** Start of DATASET EXTRACT **
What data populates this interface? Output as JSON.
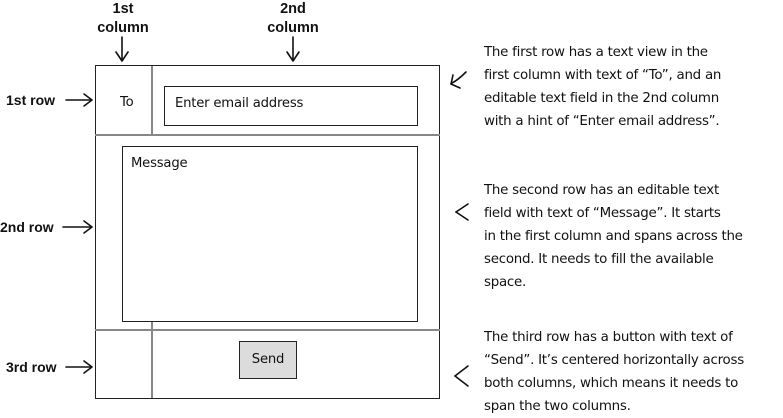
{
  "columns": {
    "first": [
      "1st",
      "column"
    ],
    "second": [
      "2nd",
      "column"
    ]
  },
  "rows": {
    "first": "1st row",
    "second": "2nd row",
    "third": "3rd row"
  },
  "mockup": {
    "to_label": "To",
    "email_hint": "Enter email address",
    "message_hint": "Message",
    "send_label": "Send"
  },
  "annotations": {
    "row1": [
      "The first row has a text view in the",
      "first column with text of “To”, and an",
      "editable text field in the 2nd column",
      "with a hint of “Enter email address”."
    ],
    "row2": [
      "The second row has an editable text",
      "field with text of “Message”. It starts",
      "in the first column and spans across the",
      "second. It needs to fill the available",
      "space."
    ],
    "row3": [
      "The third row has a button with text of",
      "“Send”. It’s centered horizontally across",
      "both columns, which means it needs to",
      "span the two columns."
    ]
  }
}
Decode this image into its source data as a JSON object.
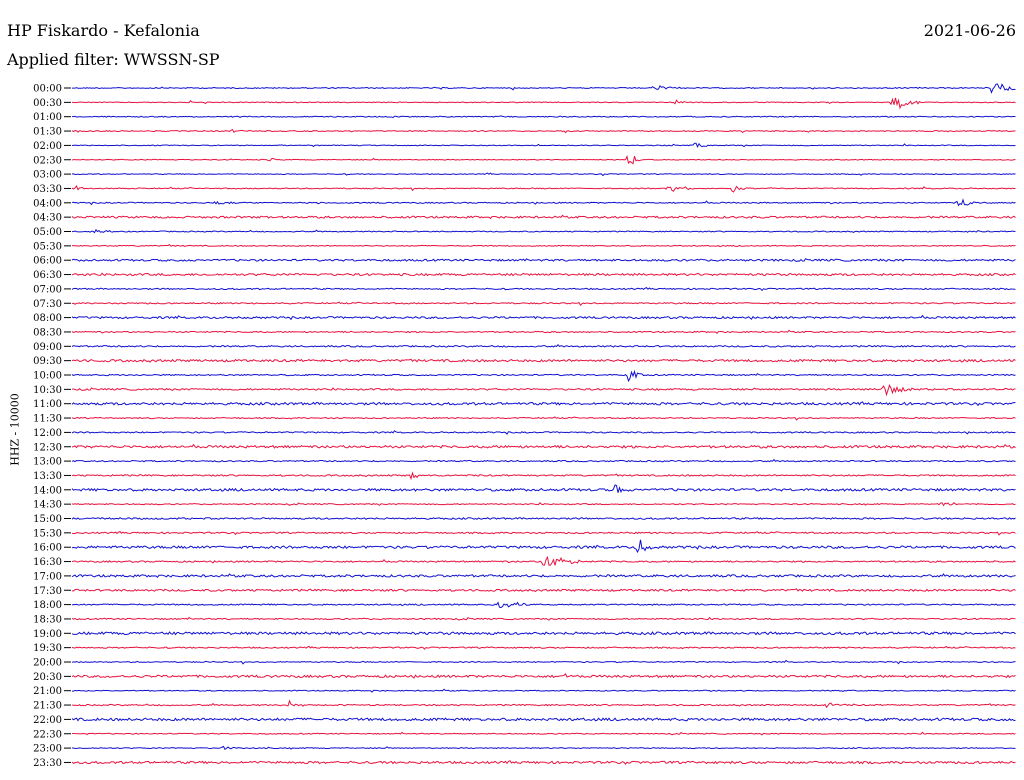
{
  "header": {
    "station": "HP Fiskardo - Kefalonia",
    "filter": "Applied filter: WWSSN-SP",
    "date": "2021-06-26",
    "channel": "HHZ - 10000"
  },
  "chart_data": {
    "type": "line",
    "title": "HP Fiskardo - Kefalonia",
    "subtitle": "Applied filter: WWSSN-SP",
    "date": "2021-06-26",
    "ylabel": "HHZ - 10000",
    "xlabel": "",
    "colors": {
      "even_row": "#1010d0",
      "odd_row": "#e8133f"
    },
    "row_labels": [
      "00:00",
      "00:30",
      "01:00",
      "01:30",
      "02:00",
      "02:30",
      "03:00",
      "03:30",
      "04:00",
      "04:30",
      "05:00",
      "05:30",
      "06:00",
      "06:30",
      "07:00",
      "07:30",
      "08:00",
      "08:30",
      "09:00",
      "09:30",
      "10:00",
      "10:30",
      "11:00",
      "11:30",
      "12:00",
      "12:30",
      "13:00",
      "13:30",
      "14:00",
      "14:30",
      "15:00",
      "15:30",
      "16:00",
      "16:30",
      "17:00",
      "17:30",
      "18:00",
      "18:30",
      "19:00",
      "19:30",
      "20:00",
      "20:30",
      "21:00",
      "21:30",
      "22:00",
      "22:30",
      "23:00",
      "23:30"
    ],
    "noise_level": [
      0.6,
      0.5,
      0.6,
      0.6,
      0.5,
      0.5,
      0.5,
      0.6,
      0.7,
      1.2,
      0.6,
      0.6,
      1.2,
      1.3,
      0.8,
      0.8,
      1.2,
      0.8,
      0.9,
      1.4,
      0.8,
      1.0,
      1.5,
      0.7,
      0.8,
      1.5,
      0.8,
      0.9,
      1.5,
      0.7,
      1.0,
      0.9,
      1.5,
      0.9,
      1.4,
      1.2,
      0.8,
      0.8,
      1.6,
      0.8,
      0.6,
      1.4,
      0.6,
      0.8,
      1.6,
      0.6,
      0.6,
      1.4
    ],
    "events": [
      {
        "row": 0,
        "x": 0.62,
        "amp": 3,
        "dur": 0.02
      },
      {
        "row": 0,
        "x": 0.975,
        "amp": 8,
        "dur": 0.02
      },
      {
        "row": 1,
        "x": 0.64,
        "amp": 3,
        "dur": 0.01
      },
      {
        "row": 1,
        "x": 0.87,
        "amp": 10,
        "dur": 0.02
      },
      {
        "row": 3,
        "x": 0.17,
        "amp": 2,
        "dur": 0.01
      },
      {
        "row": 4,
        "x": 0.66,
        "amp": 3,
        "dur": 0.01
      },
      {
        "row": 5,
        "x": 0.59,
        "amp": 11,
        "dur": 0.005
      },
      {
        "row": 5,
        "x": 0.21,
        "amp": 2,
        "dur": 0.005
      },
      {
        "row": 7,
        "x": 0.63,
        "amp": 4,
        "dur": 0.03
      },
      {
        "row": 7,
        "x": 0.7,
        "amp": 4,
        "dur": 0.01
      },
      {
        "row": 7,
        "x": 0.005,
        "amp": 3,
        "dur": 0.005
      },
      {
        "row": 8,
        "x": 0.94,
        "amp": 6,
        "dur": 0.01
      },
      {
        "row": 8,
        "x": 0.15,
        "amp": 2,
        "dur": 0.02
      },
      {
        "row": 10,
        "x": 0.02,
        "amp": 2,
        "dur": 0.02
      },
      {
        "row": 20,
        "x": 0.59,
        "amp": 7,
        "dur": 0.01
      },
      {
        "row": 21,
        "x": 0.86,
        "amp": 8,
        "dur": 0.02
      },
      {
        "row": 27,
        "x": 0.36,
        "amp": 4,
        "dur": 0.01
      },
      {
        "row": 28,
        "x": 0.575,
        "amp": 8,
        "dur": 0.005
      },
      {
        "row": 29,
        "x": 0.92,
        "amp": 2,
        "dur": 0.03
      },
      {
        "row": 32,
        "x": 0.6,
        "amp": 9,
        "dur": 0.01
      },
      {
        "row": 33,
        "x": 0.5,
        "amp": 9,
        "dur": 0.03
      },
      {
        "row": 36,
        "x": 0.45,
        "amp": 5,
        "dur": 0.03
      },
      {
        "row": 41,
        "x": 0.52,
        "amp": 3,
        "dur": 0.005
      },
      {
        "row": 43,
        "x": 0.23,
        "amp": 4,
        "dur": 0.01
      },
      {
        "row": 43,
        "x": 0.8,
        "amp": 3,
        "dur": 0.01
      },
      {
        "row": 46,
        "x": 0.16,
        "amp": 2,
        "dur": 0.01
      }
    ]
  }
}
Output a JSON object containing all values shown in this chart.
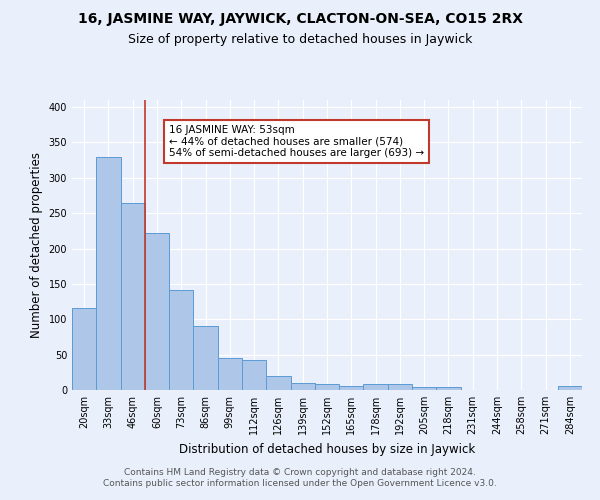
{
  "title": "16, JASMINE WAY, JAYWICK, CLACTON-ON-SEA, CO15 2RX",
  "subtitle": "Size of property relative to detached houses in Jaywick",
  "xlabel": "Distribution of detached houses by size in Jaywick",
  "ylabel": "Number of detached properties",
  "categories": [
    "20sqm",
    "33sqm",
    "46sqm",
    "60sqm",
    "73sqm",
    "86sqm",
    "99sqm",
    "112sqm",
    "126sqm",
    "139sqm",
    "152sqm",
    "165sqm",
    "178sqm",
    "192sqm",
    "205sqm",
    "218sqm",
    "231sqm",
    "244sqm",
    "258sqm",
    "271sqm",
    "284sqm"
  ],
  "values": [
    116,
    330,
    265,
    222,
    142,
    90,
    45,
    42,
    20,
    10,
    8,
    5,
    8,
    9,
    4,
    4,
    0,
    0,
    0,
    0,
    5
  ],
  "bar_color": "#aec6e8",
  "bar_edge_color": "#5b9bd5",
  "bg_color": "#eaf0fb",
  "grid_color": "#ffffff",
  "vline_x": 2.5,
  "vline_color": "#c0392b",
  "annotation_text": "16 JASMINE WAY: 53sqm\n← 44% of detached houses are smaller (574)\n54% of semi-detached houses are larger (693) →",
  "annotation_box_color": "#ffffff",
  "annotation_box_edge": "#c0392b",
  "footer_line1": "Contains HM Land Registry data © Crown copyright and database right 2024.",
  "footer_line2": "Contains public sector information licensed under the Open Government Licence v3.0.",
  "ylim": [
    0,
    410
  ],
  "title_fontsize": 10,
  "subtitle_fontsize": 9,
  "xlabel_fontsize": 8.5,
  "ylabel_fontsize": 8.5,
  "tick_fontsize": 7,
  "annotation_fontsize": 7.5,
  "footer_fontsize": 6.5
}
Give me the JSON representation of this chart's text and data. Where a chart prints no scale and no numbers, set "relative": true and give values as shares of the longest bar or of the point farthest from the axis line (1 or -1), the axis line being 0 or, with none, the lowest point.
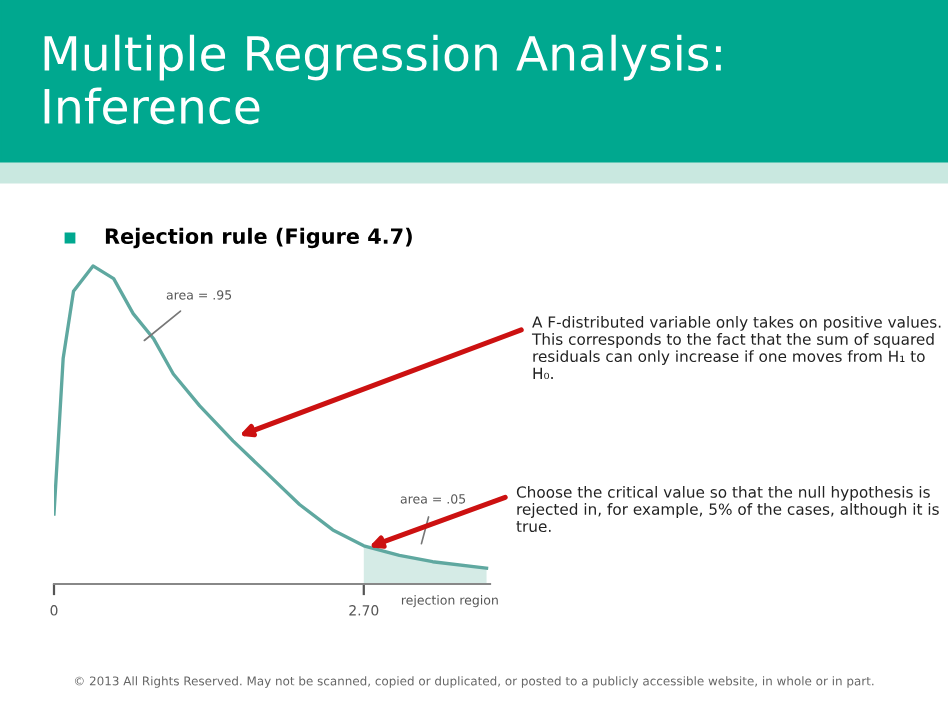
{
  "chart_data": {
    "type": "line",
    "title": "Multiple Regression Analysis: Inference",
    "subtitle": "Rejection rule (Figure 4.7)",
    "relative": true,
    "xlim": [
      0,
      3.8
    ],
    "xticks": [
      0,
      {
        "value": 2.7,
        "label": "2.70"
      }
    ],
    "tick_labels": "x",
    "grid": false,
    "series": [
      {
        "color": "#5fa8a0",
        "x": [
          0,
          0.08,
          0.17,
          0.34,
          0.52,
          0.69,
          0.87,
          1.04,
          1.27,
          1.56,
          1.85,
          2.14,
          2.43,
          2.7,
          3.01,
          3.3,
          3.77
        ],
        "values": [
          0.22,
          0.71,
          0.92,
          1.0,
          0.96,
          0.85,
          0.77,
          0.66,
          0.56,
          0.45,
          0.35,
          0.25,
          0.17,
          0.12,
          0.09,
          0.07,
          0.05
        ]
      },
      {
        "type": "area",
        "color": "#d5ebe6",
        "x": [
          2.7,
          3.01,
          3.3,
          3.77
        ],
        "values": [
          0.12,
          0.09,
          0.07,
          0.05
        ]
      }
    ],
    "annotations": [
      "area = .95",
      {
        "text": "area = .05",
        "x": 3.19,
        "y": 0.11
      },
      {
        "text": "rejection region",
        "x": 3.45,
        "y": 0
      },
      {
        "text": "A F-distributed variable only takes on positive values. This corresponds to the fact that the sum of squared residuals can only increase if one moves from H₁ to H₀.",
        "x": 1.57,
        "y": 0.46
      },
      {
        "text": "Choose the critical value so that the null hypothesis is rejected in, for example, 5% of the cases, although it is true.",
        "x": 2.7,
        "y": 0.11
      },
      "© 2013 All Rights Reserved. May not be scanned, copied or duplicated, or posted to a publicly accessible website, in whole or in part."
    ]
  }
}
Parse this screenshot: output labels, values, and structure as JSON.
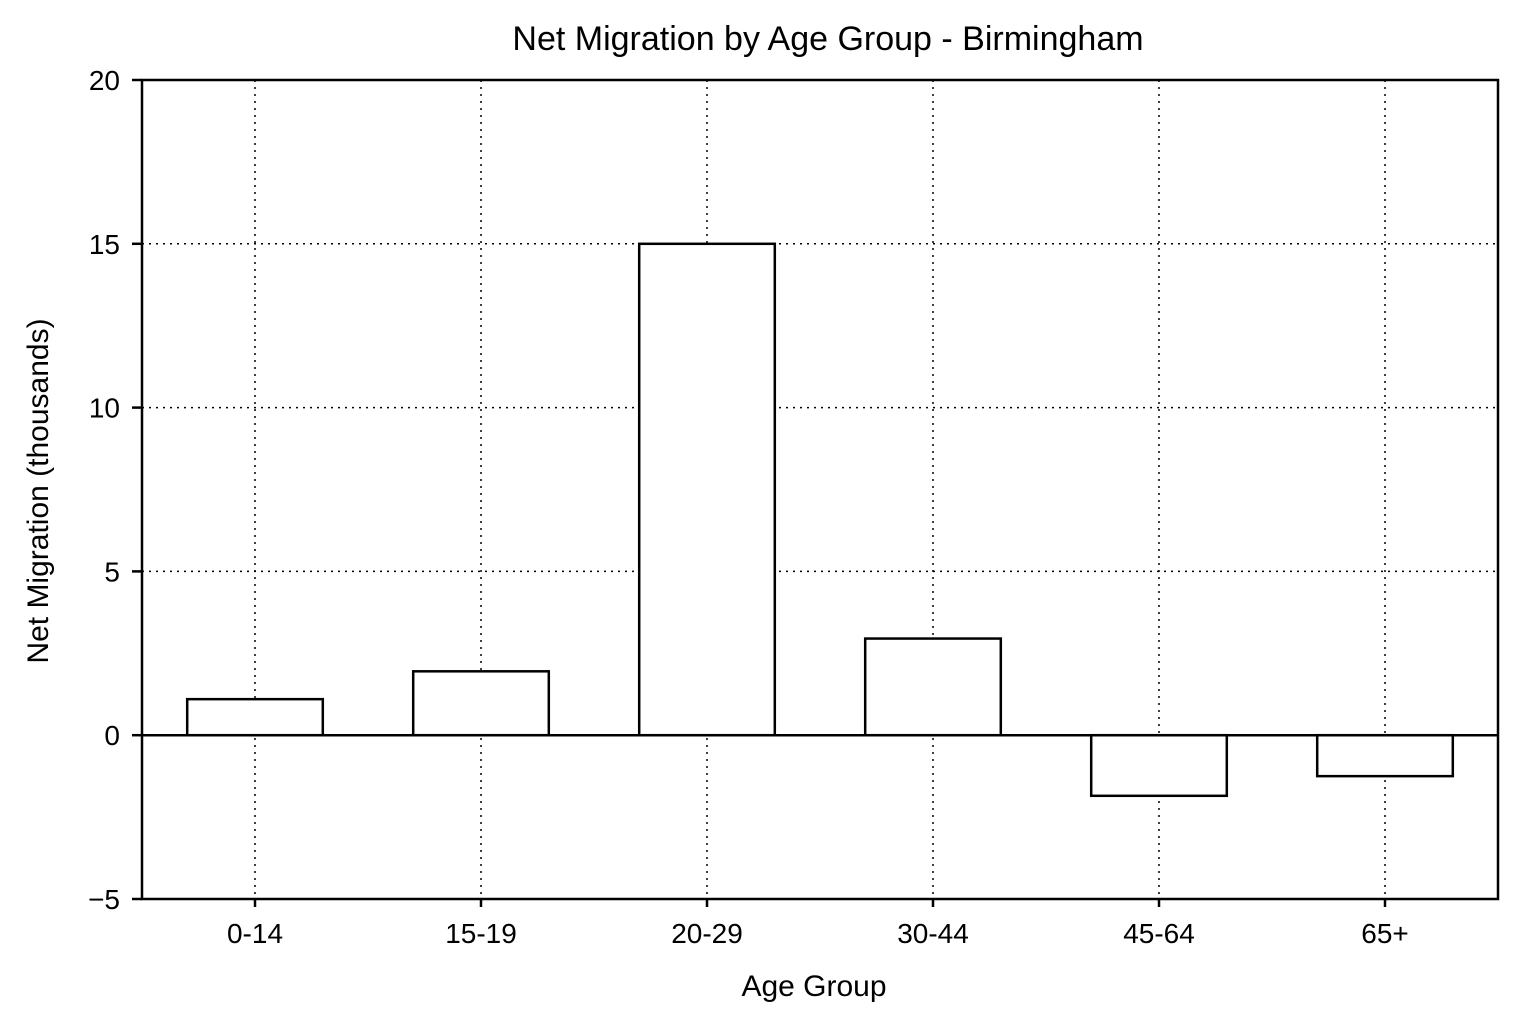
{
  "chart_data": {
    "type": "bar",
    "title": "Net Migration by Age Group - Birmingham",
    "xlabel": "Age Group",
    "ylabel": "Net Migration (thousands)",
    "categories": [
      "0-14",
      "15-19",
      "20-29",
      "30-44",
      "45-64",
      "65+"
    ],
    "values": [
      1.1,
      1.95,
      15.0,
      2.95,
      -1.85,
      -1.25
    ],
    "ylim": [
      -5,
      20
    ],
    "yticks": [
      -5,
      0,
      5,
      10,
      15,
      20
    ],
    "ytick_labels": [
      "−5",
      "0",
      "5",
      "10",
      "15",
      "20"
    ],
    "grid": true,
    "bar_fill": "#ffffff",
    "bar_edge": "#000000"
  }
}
** End of DATASET EXTRACT **
Look through the entries above for the word "Contains". Copy every line where it shows up.

THE RESULT
  "footer_line1": "Contains HM Land Registry data © Crown copyright and database right 2024.",
  "footer_line2": "Contains public sector information licensed under the Open Government Licence v3.0.",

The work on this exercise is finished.